**REQUIREMENT:**
Read the records below and copy each line that contains "خلقه".

**STORED RECORDS:**
<<<<
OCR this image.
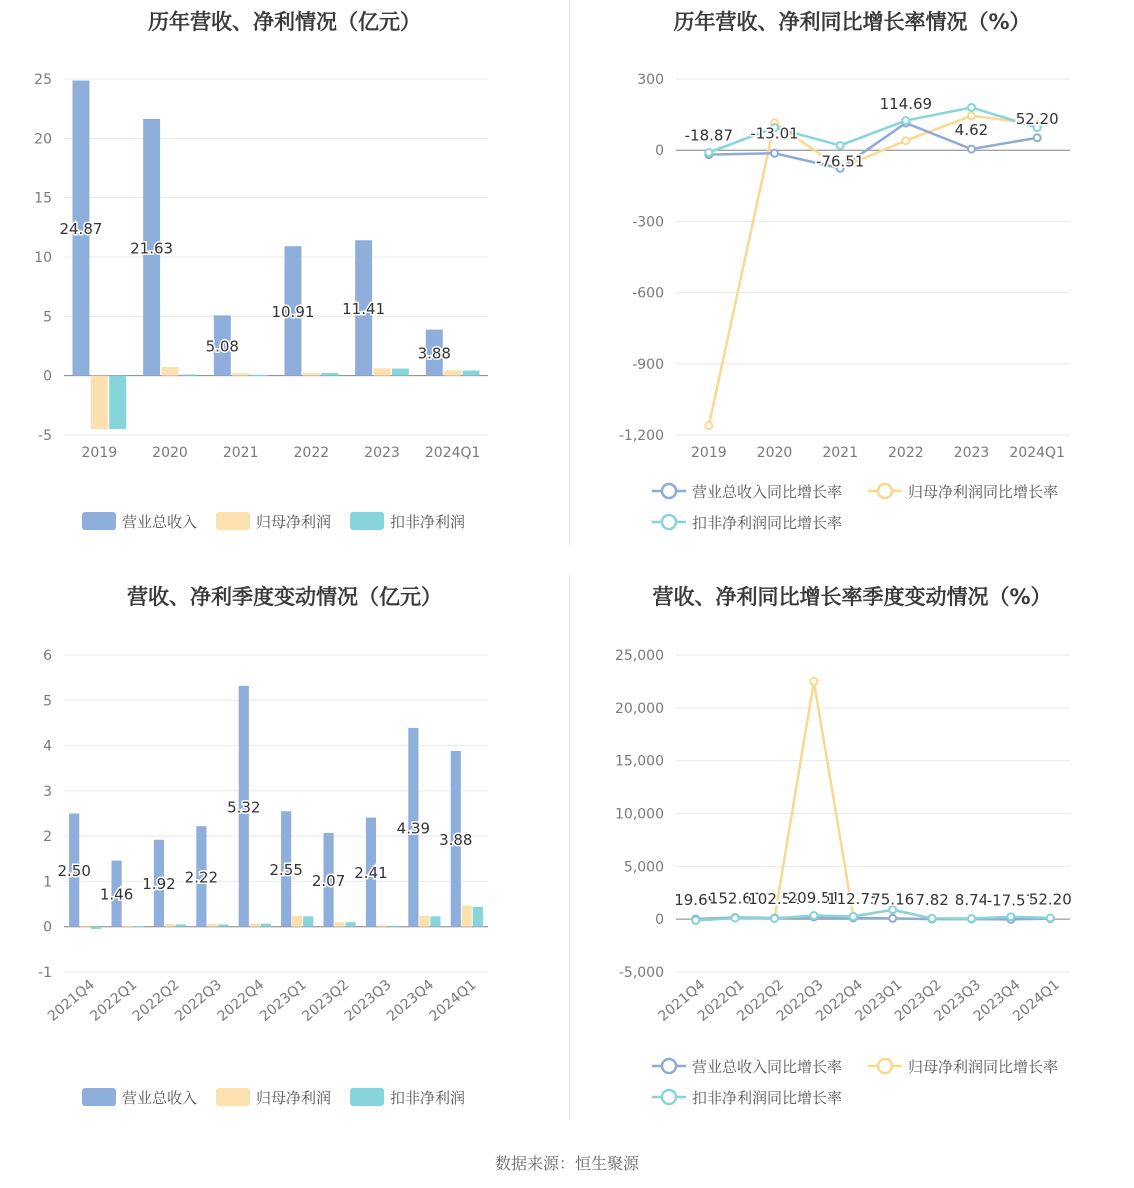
历年营收、净利情况（亿元）
-5
0
5
10
15
20
25
2019	2020	2021	2022	2023 2024Q1
24.87
21.63
5.08
10.91 11.41
3.88
营业总收入	归母净利润	扣非净利润
历年营收、净利同比增长率情况（%）
-1,200
-900
-600
-300
0
300
2019 2020 2021 2022 2023 2024Q1
-18.87 -13.01
-76.51
114.69
4.62
52.20
营业总收入同比增长率	归母净利润同比增长率
扣非净利润同比增长率
营收、净利季度变动情况（亿元）
-1
0
1
2
3
4
5
6
2021Q4
2022Q1
2022Q2
2022Q3
2022Q4
2023Q1
2023Q2
2023Q3
2023Q4
2024Q1
2.50
1.46
1.92 2.22
5.32
2.55
2.07 2.41
4.39
3.88
营业总收入	归母净利润	扣非净利润
营收、净利同比增长率季度变动情况（%）
-5,000
0
5,000
10,000
15,000
20,000
25,000
2021Q4
2022Q1
2022Q2
2022Q3
2022Q4
2023Q1
2023Q2
2023Q3
2023Q4
2024Q1
19.69
152.60
102.52
209.51
112.75
75.16 7.82 8.74
-17.57
52.20
营业总收入同比增长率	归母净利润同比增长率
扣非净利润同比增长率
数据来源：恒生聚源
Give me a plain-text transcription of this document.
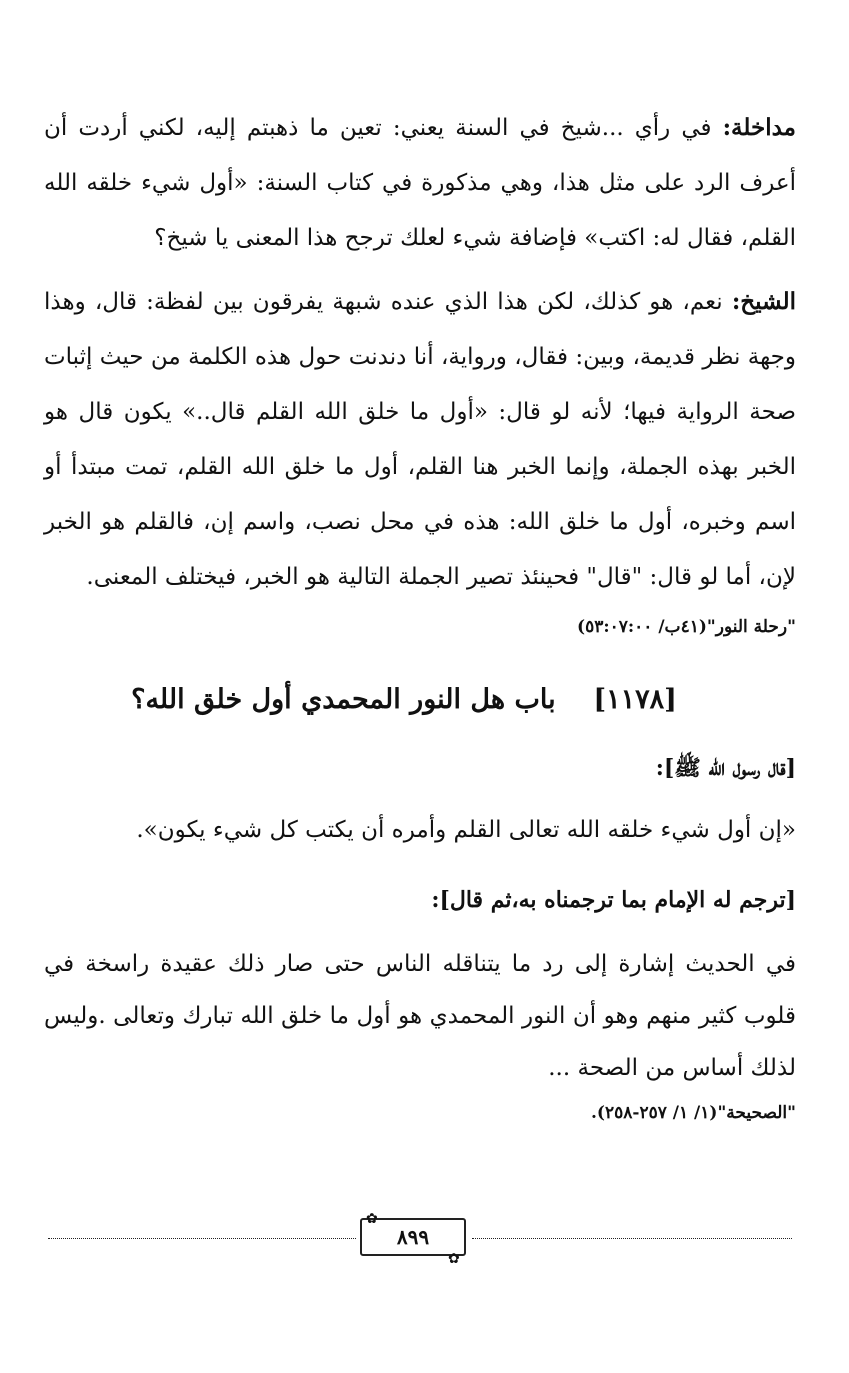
مداخلة: في رأي ...شيخ في السنة يعني: تعين ما ذهبتم إليه، لكني أردت أن أعرف الرد على مثل هذا، وهي مذكورة في كتاب السنة: «أول شيء خلقه الله القلم، فقال له: اكتب» فإضافة شيء لعلك ترجح هذا المعنى يا شيخ؟
الشيخ: نعم، هو كذلك، لكن هذا الذي عنده شبهة يفرقون بين لفظة: قال، وهذا وجهة نظر قديمة، وبين: فقال، ورواية، أنا دندنت حول هذه الكلمة من حيث إثبات صحة الرواية فيها؛ لأنه لو قال: «أول ما خلق الله القلم قال..» يكون قال هو الخبر بهذه الجملة، وإنما الخبر هنا القلم، أول ما خلق الله القلم، تمت مبتدأ أو اسم وخبره، أول ما خلق الله: هذه في محل نصب، واسم إن، فالقلم هو الخبر لإن، أما لو قال: "قال" فحينئذ تصير الجملة التالية هو الخبر، فيختلف المعنى.
"رحلة النور"(٤١ب/ ٥٣:٠٧:٠٠)
[١١٧٨]    باب هل النور المحمدي أول خلق الله؟
[قال رسول الله ﷺ]:
«إن أول شيء خلقه الله تعالى القلم وأمره أن يكتب كل شيء يكون».
[ترجم له الإمام بما ترجمناه به،ثم قال]:
في الحديث إشارة إلى رد ما يتناقله الناس حتى صار ذلك عقيدة راسخة في قلوب كثير منهم وهو أن النور المحمدي هو أول ما خلق الله تبارك وتعالى .وليس لذلك أساس من الصحة ...
"الصحيحة"(١/ ١/ ٢٥٧-٢٥٨).
٨٩٩
✿
✿
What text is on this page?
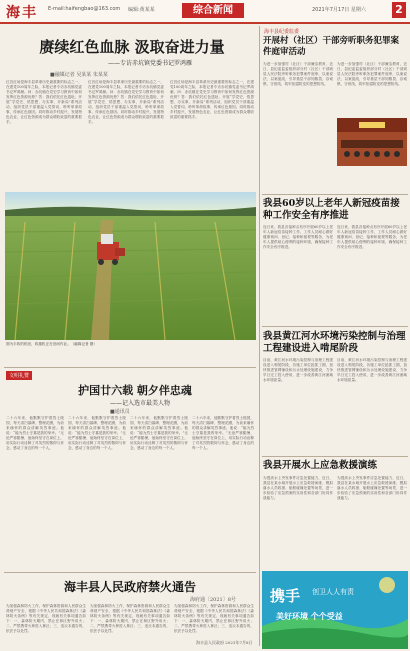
海丰 E-mail:haifengbao@163.com 编辑:黄某某	综合新闻	2021年7月17日 星期六	2
赓续红色血脉 汲取奋进力量
——专访赤坑镇党委书记罗鸿雁
■融媒记者 吴某某 朱某某
红宫红场是海丰县革命历史最重要的标志之一，在建党100周年之际，本报记者专访赤坑镇党委书记罗鸿雁。问：赤坑镇在党史学习教育中如何发挥红色资源优势？答：我们依托红色遗址，开展“学党史、悟思想、办实事、开新局”系列活动，组织党员干部重温入党誓词，聆听革命故事，传承红色基因。同时推动乡村振兴，发展特色农业，让红色资源成为群众增收致富的重要抓手。
红宫红场是海丰县革命历史最重要的标志之一，在建党100周年之际，本报记者专访赤坑镇党委书记罗鸿雁。问：赤坑镇在党史学习教育中如何发挥红色资源优势？答：我们依托红色遗址，开展“学党史、悟思想、办实事、开新局”系列活动，组织党员干部重温入党誓词，聆听革命故事，传承红色基因。同时推动乡村振兴，发展特色农业，让红色资源成为群众增收致富的重要抓手。
红宫红场是海丰县革命历史最重要的标志之一，在建党100周年之际，本报记者专访赤坑镇党委书记罗鸿雁。问：赤坑镇在党史学习教育中如何发挥红色资源优势？答：我们依托红色遗址，开展“学党史、悟思想、办实事、开新局”系列活动，组织党员干部重温入党誓词，聆听革命故事，传承红色基因。同时推动乡村振兴，发展特色农业，让红色资源成为群众增收致富的重要抓手。
图为丰收的稻田，收割机正在田间作业。（融媒记者 摄）
文明礼赞
护国廿六载 朝夕伴忠魂
——记入选市最美人物
■通讯员
二十六年来，他默默守护着烈士陵园，每天清扫墓碑、整理花圈，为前来缅怀的群众讲解英烈事迹。他说：“能为烈士守墓是我的荣幸。”无论严寒酷暑，他始终坚守在岗位上，用实际行动诠释了对英烈的敬仰与怀念，感动了身边的每一个人。
二十六年来，他默默守护着烈士陵园，每天清扫墓碑、整理花圈，为前来缅怀的群众讲解英烈事迹。他说：“能为烈士守墓是我的荣幸。”无论严寒酷暑，他始终坚守在岗位上，用实际行动诠释了对英烈的敬仰与怀念，感动了身边的每一个人。
二十六年来，他默默守护着烈士陵园，每天清扫墓碑、整理花圈，为前来缅怀的群众讲解英烈事迹。他说：“能为烈士守墓是我的荣幸。”无论严寒酷暑，他始终坚守在岗位上，用实际行动诠释了对英烈的敬仰与怀念，感动了身边的每一个人。
二十六年来，他默默守护着烈士陵园，每天清扫墓碑、整理花圈，为前来缅怀的群众讲解英烈事迹。他说：“能为烈士守墓是我的荣幸。”无论严寒酷暑，他始终坚守在岗位上，用实际行动诠释了对英烈的敬仰与怀念，感动了身边的每一个人。
海丰县人民政府禁火通告
海府通〔2021〕8号
为加强森林防火工作，保护森林资源和人民群众生命财产安全，根据《中华人民共和国森林法》《森林防火条例》等有关规定，现就有关事项通告如下：一、森林防火期内，禁止在林区野外用火；二、严禁携带火种进入林区；三、违反本通告的，依法予以处罚。
为加强森林防火工作，保护森林资源和人民群众生命财产安全，根据《中华人民共和国森林法》《森林防火条例》等有关规定，现就有关事项通告如下：一、森林防火期内，禁止在林区野外用火；二、严禁携带火种进入林区；三、违反本通告的，依法予以处罚。
为加强森林防火工作，保护森林资源和人民群众生命财产安全，根据《中华人民共和国森林法》《森林防火条例》等有关规定，现就有关事项通告如下：一、森林防火期内，禁止在林区野外用火；二、严禁携带火种进入林区；三、违反本通告的，依法予以处罚。
海丰县人民政府 2021年7月8日
海丰县纪委监委
开展村（社区）干部旁听职务犯罪案件庭审活动
为进一步加强村（社区）干部廉洁教育，近日，县纪委监委组织部分村（社区）干部到县人民法院旁听职务犯罪案件庭审，以案说法、以案促改，引导基层干部知敬畏、存戒惧、守底线，筑牢拒腐防变的思想防线。
为进一步加强村（社区）干部廉洁教育，近日，县纪委监委组织部分村（社区）干部到县人民法院旁听职务犯罪案件庭审，以案说法、以案促改，引导基层干部知敬畏、存戒惧、守底线，筑牢拒腐防变的思想防线。
我县60岁以上老年人新冠疫苗接种工作安全有序推进
连日来，我县各接种点有序开展60岁以上老年人新冠疫苗接种工作，工作人员耐心做好健康询问、登记、接种和留观等服务，为老年人提供贴心便利的接种环境，确保接种工作安全有序推进。
连日来，我县各接种点有序开展60岁以上老年人新冠疫苗接种工作，工作人员耐心做好健康询问、登记、接种和留观等服务，为老年人提供贴心便利的接种环境，确保接种工作安全有序推进。
我县黄江河水环境污染控制与治理工程建设进入啃尾阶段
目前，黄江河水环境污染控制与治理工程建设进入啃尾阶段，各施工单位抢抓工期，加快推进管网铺设和污水处理设施建设，力争早日完工投入使用，进一步改善黄江河流域水环境质量。
目前，黄江河水环境污染控制与治理工程建设进入啃尾阶段，各施工单位抢抓工期，加快推进管网铺设和污水处理设施建设，力争早日完工投入使用，进一步改善黄江河流域水环境质量。
我县开展水上应急救援演练
为提高水上突发事件应急处置能力，近日，我县在某水域开展水上应急救援演练，模拟落水人员救援、船舶碰撞处置等场景，进一步检验了应急预案的实用性和各部门协同作战能力。
为提高水上突发事件应急处置能力，近日，我县在某水域开展水上应急救援演练，模拟落水人员救援、船舶碰撞处置等场景，进一步检验了应急预案的实用性和各部门协同作战能力。
携手 创卫人人有责
美好环境 个个受益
>>>>
**COMPLETED TASK:**
مداخلة: في رأي ...شيخ في السنة يعني: تعين ما ذهبتم إليه، لكني أردت أن أعرف الرد على مثل هذا، وهي مذكورة في كتاب السنة: «أول شيء خلقه الله القلم، فقال له: اكتب» فإضافة شيء لعلك ترجح هذا المعنى يا شيخ؟
«إن أول شيء خلقه الله تعالى القلم وأمره أن يكتب كل شيء يكون».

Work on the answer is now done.